Aim of the task: Using the data beneath, show every line that includes the word "color".
BEGIN Raw data
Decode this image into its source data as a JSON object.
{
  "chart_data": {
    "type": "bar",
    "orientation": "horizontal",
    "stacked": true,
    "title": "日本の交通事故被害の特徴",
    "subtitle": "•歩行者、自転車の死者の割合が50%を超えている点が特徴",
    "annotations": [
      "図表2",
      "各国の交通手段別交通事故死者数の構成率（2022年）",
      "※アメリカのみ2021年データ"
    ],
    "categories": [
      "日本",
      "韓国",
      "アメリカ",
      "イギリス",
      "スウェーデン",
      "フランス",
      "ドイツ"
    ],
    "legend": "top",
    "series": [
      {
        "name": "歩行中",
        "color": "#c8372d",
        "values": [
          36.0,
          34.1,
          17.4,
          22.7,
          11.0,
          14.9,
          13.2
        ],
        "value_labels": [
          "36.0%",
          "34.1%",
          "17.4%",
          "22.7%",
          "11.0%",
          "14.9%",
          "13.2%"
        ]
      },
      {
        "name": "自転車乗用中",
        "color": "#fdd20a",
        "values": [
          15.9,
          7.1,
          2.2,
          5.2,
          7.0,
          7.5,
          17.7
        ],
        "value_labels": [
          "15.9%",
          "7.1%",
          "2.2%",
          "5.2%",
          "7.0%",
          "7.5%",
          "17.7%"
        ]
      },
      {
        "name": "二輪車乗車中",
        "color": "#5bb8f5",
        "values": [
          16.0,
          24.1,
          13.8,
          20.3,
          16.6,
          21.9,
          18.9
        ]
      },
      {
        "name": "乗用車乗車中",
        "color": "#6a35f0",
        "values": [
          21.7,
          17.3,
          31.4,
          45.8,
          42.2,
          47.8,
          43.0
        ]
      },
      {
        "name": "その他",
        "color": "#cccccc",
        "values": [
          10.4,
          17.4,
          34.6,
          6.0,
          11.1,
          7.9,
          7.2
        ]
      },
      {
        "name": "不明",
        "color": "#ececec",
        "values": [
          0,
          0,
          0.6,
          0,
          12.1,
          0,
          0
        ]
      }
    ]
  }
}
END Raw data
BEGIN Raw data
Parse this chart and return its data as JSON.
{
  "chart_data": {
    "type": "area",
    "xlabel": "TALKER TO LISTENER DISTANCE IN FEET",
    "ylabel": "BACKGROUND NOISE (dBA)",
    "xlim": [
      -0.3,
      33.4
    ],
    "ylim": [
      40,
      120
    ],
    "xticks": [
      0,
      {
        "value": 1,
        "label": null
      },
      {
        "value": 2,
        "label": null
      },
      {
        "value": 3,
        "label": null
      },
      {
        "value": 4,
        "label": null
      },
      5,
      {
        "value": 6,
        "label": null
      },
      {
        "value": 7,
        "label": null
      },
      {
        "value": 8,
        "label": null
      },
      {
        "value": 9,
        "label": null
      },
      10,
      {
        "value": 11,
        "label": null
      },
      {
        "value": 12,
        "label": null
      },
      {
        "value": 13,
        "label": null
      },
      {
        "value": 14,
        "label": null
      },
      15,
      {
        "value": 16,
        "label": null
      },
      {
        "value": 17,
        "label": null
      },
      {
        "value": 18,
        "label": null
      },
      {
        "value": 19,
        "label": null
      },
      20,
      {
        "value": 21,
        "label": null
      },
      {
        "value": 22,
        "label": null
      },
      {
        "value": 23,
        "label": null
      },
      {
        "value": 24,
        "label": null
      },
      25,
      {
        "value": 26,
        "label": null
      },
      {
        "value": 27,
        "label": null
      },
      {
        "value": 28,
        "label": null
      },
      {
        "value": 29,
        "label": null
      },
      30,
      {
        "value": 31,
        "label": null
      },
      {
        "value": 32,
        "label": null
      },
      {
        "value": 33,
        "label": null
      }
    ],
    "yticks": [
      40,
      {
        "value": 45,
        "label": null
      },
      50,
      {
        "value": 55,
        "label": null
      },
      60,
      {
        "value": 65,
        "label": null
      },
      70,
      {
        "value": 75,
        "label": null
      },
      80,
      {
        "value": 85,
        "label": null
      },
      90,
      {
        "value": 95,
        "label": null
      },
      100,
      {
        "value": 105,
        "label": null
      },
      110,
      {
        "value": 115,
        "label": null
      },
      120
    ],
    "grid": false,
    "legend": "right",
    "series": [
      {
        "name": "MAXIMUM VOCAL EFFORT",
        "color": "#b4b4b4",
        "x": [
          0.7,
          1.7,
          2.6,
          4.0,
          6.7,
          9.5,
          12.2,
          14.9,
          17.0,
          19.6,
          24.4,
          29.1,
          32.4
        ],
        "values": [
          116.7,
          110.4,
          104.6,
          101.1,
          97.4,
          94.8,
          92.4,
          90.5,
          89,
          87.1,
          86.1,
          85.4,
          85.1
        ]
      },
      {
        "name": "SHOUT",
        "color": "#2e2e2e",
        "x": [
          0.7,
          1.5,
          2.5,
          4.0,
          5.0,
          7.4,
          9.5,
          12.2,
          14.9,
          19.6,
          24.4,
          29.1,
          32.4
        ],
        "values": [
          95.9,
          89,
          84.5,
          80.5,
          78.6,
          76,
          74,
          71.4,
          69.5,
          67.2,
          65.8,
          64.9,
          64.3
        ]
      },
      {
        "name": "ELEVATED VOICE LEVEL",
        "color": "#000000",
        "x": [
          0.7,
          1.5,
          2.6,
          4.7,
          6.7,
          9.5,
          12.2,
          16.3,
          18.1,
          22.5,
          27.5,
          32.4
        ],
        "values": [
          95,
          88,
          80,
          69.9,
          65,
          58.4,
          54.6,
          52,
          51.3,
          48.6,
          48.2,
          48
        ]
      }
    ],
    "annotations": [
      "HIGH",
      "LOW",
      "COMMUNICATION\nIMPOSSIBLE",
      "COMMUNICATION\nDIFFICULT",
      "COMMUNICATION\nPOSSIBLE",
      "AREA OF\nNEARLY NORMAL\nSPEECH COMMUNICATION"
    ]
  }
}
END Raw data
Solution for this problem:
        "color": "#c8372d",
        "color": "#fdd20a",
        "color": "#5bb8f5",
        "color": "#6a35f0",
        "color": "#cccccc",
        "color": "#ececec",
        "color": "#b4b4b4",
        "color": "#2e2e2e",
        "color": "#000000",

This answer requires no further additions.